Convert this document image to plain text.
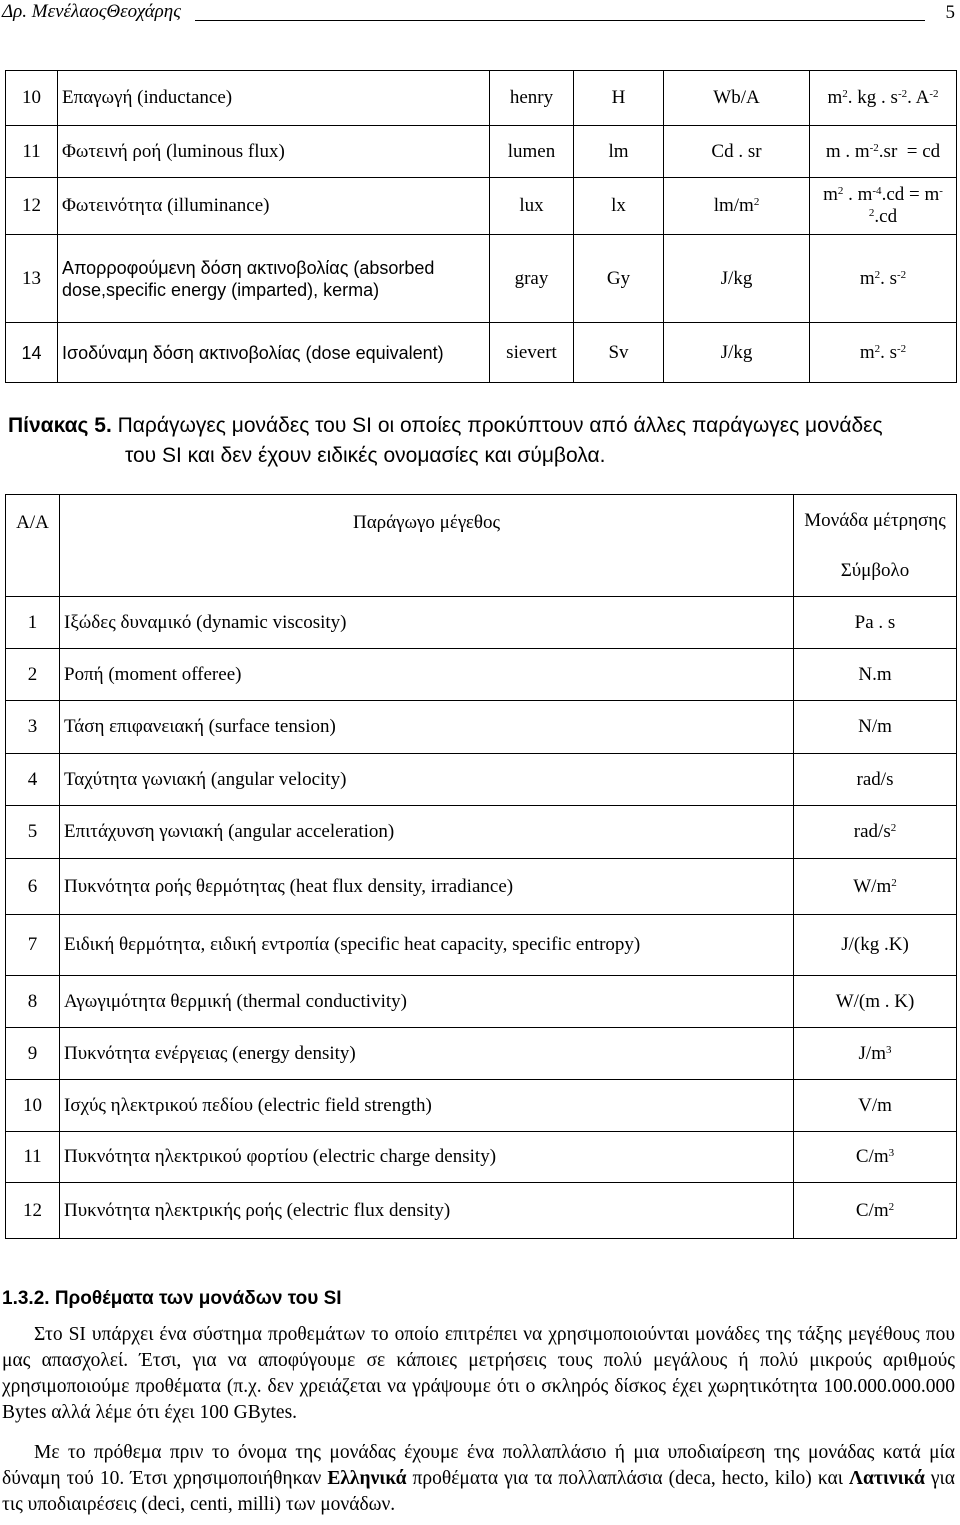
Δρ. ΜενέλαοςΘεοχάρης	5
10	Επαγωγή (inductance)	henry	H	Wb/A	$m^2$. kg . $s^{-2}$. $A^{-2}$
11	Φωτεινή ροή (luminous flux)	lumen	lm	Cd . sr	m . $m^{-2}.sr$  = cd
12	Φωτεινότητα (illuminance)	lux	lx	$lm/m^2$	$m^2$ . $m^{-4}.cd = m^{-2}.cd$
13	Απορροφούμενη δόση ακτινοβολίας (absorbed dose,specific energy (imparted), kerma)	gray	Gy	J/kg	$m^2$. $s^{-2}$
14	Ισοδύναμη δόση ακτινοβολίας (dose equivalent)	sievert	Sv	J/kg	$m^2$. $s^{-2}$
Πίνακας 5. Παράγωγες μονάδες του SI οι οποίες προκύπτουν από άλλες παράγωγες μονάδες
του SI και δεν έχουν ειδικές ονομασίες και σύμβολα.
Α/Α	Παράγωγο μέγεθος	Μονάδα μέτρησης
		Σύμβολο
1	Ιξώδες δυναμικό (dynamic viscosity)	Pa . s
2	Ροπή (moment offeree)	N.m
3	Τάση επιφανειακή (surface tension)	N/m
4	Ταχύτητα γωνιακή (angular velocity)	rad/s
5	Επιτάχυνση γωνιακή (angular acceleration)	rad/$s^2$
6	Πυκνότητα ροής θερμότητας (heat flux density, irradiance)	$W/m^2$
7	Ειδική θερμότητα, ειδική εντροπία (specific heat capacity, specific entropy)	J/(kg .K)
8	Αγωγιμότητα θερμική (thermal conductivity)	W/(m . K)
9	Πυκνότητα ενέργειας (energy density)	$J/m^3$
10	Ισχύς ηλεκτρικού πεδίου (electric field strength)	V/m
11	Πυκνότητα ηλεκτρικού φορτίου (electric charge density)	$C/m^3$
12	Πυκνότητα ηλεκτρικής ροής (electric flux density)	$C/m^2$
1.3.2. Προθέματα των μονάδων του SI

Στο SI υπάρχει ένα σύστημα προθεμάτων το οποίο επιτρέπει να χρησιμοποιούνται μονάδες της τάξης μεγέθους που μας απασχολεί. Έτσι, για να αποφύγουμε σε κάποιες μετρήσεις τους πολύ μεγάλους ή πολύ μικρούς αριθμούς χρησιμοποιούμε προθέματα (π.χ. δεν χρειάζεται να γράψουμε ότι ο σκληρός δίσκος έχει χωρητικότητα 100.000.000.000 Bytes αλλά λέμε ότι έχει 100 GBytes.

Με το πρόθεμα πριν το όνομα της μονάδας έχουμε ένα πολλαπλάσιο ή μια υποδιαίρεση της μονάδας κατά μία δύναμη τού 10. Έτσι χρησιμοποιήθηκαν Ελληνικά προθέματα για τα πολλαπλάσια (deca, hecto, kilo) και Λατινικά για τις υποδιαιρέσεις (deci, centi, milli) των μονάδων.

#### [The exercise]
Copy out every line from the records that has the word "γωνιακή".

#### [Result for this exercise]
4	Ταχύτητα γωνιακή (angular velocity)	rad/s
5	Επιτάχυνση γωνιακή (angular acceleration)	rad/$s^2$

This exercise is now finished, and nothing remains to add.